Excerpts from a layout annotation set
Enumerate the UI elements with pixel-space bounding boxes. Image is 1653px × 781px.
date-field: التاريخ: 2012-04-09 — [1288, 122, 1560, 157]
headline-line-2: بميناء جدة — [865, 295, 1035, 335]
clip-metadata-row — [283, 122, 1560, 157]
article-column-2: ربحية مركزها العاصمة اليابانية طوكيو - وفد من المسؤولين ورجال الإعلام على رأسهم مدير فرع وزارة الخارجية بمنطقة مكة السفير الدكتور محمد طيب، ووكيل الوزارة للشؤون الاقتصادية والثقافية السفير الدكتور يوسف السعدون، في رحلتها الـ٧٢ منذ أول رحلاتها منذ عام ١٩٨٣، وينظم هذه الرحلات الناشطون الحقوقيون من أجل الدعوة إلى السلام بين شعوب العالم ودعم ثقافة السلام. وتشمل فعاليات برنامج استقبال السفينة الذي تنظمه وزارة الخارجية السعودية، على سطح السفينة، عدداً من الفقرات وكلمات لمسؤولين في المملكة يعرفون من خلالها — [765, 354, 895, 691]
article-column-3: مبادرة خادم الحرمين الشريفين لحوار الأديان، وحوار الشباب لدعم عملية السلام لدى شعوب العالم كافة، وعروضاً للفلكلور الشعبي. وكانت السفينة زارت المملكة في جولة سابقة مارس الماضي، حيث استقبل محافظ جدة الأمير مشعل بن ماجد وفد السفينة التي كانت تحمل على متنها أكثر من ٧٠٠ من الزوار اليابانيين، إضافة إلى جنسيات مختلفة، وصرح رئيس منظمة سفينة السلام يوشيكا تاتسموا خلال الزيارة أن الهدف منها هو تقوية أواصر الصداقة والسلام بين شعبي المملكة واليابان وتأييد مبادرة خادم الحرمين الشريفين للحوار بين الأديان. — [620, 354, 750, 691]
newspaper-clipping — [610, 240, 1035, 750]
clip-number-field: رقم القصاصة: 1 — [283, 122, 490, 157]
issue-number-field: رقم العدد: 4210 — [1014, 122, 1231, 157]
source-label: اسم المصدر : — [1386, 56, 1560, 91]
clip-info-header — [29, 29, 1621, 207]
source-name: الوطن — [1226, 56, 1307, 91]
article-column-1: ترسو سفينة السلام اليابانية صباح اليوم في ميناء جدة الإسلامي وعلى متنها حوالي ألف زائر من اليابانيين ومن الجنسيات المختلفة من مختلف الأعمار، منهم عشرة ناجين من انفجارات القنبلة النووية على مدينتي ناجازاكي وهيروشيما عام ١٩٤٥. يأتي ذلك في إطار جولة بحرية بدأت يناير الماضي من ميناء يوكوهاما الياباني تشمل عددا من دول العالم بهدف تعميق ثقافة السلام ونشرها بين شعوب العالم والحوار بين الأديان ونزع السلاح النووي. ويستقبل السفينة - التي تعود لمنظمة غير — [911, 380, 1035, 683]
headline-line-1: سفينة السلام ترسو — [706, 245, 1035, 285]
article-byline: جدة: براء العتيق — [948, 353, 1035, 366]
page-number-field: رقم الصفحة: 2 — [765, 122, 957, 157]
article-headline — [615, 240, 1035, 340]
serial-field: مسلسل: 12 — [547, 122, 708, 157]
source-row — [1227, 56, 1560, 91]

◆ BRIEF:
Please rewrite the rows above, replacing "newspaper-clipping" with "press-clipping" and keeping everything else the same.

◆ TASK RESPONSE:
Enumerate the UI elements with pixel-space bounding boxes. Image is 1653px × 781px.
date-field: التاريخ: 2012-04-09 — [1288, 122, 1560, 157]
headline-line-2: بميناء جدة — [865, 295, 1035, 335]
clip-metadata-row — [283, 122, 1560, 157]
article-column-2: ربحية مركزها العاصمة اليابانية طوكيو - وفد من المسؤولين ورجال الإعلام على رأسهم مدير فرع وزارة الخارجية بمنطقة مكة السفير الدكتور محمد طيب، ووكيل الوزارة للشؤون الاقتصادية والثقافية السفير الدكتور يوسف السعدون، في رحلتها الـ٧٢ منذ أول رحلاتها منذ عام ١٩٨٣، وينظم هذه الرحلات الناشطون الحقوقيون من أجل الدعوة إلى السلام بين شعوب العالم ودعم ثقافة السلام. وتشمل فعاليات برنامج استقبال السفينة الذي تنظمه وزارة الخارجية السعودية، على سطح السفينة، عدداً من الفقرات وكلمات لمسؤولين في المملكة يعرفون من خلالها — [765, 354, 895, 691]
article-column-3: مبادرة خادم الحرمين الشريفين لحوار الأديان، وحوار الشباب لدعم عملية السلام لدى شعوب العالم كافة، وعروضاً للفلكلور الشعبي. وكانت السفينة زارت المملكة في جولة سابقة مارس الماضي، حيث استقبل محافظ جدة الأمير مشعل بن ماجد وفد السفينة التي كانت تحمل على متنها أكثر من ٧٠٠ من الزوار اليابانيين، إضافة إلى جنسيات مختلفة، وصرح رئيس منظمة سفينة السلام يوشيكا تاتسموا خلال الزيارة أن الهدف منها هو تقوية أواصر الصداقة والسلام بين شعبي المملكة واليابان وتأييد مبادرة خادم الحرمين الشريفين للحوار بين الأديان. — [620, 354, 750, 691]
press-clipping — [610, 240, 1035, 750]
clip-number-field: رقم القصاصة: 1 — [283, 122, 490, 157]
issue-number-field: رقم العدد: 4210 — [1014, 122, 1231, 157]
source-label: اسم المصدر : — [1386, 56, 1560, 91]
clip-info-header — [29, 29, 1621, 207]
source-name: الوطن — [1226, 56, 1307, 91]
article-column-1: ترسو سفينة السلام اليابانية صباح اليوم في ميناء جدة الإسلامي وعلى متنها حوالي ألف زائر من اليابانيين ومن الجنسيات المختلفة من مختلف الأعمار، منهم عشرة ناجين من انفجارات القنبلة النووية على مدينتي ناجازاكي وهيروشيما عام ١٩٤٥. يأتي ذلك في إطار جولة بحرية بدأت يناير الماضي من ميناء يوكوهاما الياباني تشمل عددا من دول العالم بهدف تعميق ثقافة السلام ونشرها بين شعوب العالم والحوار بين الأديان ونزع السلاح النووي. ويستقبل السفينة - التي تعود لمنظمة غير — [911, 380, 1035, 683]
headline-line-1: سفينة السلام ترسو — [706, 245, 1035, 285]
article-byline: جدة: براء العتيق — [948, 353, 1035, 366]
page-number-field: رقم الصفحة: 2 — [765, 122, 957, 157]
article-headline — [615, 240, 1035, 340]
serial-field: مسلسل: 12 — [547, 122, 708, 157]
source-row — [1227, 56, 1560, 91]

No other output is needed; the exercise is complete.